REQUIREMENT:
Find the line that contains "Parse this screenshot: output" and print it and every line after it, exactly, please.

GIVEN DATA:
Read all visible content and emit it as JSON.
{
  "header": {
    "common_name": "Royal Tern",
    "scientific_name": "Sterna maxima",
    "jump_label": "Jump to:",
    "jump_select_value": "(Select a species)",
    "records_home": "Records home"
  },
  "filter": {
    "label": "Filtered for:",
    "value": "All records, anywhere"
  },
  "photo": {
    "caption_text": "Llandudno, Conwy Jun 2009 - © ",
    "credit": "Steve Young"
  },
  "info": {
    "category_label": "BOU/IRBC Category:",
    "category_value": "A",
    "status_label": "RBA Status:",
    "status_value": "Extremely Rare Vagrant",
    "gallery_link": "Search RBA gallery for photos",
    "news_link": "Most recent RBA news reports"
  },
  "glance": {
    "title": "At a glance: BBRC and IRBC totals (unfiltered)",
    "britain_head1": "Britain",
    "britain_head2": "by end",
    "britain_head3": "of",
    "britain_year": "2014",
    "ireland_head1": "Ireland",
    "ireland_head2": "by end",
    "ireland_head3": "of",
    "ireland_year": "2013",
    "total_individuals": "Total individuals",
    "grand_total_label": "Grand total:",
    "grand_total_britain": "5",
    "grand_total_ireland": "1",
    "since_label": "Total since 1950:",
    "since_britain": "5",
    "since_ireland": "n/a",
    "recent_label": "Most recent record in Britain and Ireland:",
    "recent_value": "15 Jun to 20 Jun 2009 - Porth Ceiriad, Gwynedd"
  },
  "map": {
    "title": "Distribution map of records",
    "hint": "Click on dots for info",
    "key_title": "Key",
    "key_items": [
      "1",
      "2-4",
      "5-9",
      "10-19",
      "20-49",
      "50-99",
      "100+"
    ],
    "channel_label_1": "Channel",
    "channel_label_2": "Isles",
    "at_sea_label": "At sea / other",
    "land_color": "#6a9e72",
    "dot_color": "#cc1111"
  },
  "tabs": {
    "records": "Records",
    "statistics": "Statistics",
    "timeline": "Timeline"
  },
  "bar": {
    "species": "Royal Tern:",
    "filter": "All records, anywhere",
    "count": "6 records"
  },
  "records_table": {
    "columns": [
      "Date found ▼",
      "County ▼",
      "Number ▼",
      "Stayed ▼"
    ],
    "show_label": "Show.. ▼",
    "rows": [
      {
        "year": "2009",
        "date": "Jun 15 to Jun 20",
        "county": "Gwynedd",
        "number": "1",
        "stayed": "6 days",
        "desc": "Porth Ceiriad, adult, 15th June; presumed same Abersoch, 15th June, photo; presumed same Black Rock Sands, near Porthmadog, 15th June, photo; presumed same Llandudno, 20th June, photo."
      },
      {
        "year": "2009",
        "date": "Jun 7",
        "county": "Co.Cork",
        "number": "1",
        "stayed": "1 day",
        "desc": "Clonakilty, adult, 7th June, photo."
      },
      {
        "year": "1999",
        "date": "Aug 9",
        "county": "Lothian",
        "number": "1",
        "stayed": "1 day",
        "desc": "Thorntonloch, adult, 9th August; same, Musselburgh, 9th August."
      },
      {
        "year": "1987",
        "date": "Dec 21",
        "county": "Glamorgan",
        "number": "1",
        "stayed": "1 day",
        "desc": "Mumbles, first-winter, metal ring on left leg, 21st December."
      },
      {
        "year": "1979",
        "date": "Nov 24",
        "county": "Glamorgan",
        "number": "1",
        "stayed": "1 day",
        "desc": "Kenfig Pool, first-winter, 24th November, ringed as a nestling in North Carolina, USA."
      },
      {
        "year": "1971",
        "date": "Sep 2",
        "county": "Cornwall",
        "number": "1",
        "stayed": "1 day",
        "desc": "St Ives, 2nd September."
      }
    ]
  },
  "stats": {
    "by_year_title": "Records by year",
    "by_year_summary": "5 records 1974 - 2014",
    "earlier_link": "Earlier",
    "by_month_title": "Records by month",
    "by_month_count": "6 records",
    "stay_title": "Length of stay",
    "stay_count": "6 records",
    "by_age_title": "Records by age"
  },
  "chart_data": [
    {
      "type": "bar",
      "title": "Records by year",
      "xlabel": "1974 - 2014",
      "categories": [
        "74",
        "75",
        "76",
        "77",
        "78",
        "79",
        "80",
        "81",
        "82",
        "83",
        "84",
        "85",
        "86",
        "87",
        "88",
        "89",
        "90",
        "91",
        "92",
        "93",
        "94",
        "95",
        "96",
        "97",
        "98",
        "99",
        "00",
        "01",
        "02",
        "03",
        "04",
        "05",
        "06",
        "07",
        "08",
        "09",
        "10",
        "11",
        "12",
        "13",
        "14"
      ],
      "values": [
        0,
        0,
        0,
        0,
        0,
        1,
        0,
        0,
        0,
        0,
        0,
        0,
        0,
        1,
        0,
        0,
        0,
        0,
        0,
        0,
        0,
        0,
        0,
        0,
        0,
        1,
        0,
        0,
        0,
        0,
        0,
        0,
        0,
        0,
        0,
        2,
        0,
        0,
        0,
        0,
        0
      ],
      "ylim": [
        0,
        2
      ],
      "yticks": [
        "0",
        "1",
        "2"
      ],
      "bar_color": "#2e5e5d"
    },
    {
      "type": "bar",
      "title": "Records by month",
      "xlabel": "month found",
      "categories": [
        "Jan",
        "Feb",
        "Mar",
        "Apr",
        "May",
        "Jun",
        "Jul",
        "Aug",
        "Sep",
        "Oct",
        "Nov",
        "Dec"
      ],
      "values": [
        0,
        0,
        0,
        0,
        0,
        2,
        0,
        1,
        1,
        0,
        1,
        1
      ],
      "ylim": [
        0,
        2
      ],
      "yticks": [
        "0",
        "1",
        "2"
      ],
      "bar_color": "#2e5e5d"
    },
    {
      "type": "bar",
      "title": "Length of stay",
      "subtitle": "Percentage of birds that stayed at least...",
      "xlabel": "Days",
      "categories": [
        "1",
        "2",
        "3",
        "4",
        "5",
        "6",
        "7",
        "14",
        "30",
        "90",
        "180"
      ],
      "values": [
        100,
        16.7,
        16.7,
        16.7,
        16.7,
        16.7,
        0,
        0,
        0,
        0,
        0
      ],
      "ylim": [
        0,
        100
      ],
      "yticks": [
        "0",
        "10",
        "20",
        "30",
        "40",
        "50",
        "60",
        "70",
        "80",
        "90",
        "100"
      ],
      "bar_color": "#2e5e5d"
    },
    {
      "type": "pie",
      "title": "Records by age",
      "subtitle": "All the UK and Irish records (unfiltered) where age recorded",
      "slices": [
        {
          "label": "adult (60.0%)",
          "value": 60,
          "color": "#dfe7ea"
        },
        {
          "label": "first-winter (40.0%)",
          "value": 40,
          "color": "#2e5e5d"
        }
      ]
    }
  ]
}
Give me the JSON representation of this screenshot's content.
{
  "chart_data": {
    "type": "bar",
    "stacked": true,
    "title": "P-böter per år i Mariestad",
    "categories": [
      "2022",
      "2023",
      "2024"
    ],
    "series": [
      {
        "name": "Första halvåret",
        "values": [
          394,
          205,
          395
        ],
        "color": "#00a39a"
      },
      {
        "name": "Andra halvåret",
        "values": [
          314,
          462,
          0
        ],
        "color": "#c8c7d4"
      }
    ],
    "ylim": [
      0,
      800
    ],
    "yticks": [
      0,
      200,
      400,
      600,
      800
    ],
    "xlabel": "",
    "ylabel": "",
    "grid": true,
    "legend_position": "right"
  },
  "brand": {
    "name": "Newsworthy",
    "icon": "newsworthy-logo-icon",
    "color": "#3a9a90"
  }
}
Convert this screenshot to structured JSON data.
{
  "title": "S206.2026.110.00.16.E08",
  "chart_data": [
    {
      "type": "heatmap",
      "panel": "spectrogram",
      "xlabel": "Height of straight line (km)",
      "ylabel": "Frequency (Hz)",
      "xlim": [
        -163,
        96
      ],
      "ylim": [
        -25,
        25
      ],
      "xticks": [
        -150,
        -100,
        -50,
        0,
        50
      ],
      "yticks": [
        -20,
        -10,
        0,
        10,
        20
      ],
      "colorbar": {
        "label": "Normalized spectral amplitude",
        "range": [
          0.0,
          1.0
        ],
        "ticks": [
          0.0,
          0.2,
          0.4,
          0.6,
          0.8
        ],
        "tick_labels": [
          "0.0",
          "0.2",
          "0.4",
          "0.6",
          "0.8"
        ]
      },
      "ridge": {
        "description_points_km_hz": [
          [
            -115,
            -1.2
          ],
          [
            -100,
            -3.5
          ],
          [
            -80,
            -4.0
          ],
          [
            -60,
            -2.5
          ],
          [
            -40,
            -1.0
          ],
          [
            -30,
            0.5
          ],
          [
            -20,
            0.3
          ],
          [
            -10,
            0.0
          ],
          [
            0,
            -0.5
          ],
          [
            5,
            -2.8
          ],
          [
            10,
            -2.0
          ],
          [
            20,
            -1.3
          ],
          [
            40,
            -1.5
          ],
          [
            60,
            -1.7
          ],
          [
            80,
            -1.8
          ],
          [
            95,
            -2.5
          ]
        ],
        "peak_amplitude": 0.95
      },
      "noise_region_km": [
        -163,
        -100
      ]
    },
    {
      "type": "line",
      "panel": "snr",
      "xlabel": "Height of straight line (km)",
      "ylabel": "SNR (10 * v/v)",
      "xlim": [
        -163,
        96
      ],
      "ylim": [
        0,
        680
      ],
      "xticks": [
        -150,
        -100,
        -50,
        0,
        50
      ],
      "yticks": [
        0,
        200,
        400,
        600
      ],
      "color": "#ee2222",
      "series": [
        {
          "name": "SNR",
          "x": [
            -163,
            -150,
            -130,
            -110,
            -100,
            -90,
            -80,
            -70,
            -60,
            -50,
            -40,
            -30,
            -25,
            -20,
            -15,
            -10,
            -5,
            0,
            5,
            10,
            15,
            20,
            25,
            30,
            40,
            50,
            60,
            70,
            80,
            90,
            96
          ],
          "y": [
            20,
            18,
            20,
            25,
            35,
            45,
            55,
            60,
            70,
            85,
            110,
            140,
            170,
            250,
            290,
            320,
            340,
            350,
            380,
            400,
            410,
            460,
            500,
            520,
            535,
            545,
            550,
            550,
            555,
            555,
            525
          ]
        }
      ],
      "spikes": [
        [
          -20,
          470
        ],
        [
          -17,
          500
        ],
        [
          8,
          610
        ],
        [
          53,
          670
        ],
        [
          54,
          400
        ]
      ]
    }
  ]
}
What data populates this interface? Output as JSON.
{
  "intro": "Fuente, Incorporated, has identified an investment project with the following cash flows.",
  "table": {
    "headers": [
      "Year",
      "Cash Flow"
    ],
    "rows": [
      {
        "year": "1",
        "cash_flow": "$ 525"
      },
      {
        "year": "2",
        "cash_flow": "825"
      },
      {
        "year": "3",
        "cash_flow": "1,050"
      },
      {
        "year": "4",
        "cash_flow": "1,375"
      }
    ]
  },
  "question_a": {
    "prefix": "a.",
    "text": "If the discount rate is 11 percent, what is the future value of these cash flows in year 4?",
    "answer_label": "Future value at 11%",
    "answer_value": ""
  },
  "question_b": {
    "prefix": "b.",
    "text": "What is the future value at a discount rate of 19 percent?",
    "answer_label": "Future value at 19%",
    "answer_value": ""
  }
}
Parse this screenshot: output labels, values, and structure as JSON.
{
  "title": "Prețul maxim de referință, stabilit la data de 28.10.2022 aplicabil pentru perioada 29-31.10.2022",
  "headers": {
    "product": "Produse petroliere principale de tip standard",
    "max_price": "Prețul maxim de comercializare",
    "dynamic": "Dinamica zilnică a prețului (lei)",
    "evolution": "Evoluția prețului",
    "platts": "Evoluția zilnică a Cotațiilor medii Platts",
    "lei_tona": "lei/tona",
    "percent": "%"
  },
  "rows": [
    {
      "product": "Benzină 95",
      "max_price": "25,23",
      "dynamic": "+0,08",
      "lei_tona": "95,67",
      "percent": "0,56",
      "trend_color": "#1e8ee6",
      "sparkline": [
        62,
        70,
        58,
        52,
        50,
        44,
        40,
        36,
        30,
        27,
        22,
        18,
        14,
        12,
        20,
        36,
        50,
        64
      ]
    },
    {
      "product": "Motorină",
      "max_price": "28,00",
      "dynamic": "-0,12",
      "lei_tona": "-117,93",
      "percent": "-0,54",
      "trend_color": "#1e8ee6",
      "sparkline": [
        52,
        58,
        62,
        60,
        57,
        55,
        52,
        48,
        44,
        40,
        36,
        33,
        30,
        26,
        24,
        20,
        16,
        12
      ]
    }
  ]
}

SOLUTION FOR THIS EXERCISE:
Parse this screenshot: output labels, values, and structure as JSON.
{
  "title": "Prețul maxim de referință, stabilit la data de 28.10.2022 aplicabil pentru perioada 29-31.10.2022",
  "headers": {
    "product": "Produse petroliere principale de tip standard",
    "max_price": "Prețul maxim de comercializare",
    "dynamic": "Dinamica zilnică a prețului (lei)",
    "evolution": "Evoluția prețului",
    "platts": "Evoluția zilnică a Cotațiilor medii Platts",
    "lei_tona": "lei/tona",
    "percent": "%"
  },
  "rows": [
    {
      "product": "Benzină 95",
      "max_price": "25,23",
      "dynamic": "+0,08",
      "lei_tona": "95,67",
      "percent": "0,56",
      "trend_color": "#1e8ee6",
      "sparkline": [
        62,
        70,
        58,
        52,
        50,
        44,
        40,
        36,
        30,
        27,
        22,
        18,
        14,
        12,
        20,
        36,
        50,
        64
      ]
    },
    {
      "product": "Motorină",
      "max_price": "28,00",
      "dynamic": "-0,12",
      "lei_tona": "-117,93",
      "percent": "-0,54",
      "trend_color": "#1e8ee6",
      "sparkline": [
        52,
        58,
        62,
        60,
        57,
        55,
        52,
        48,
        44,
        40,
        36,
        33,
        30,
        26,
        24,
        20,
        16,
        12
      ]
    }
  ]
}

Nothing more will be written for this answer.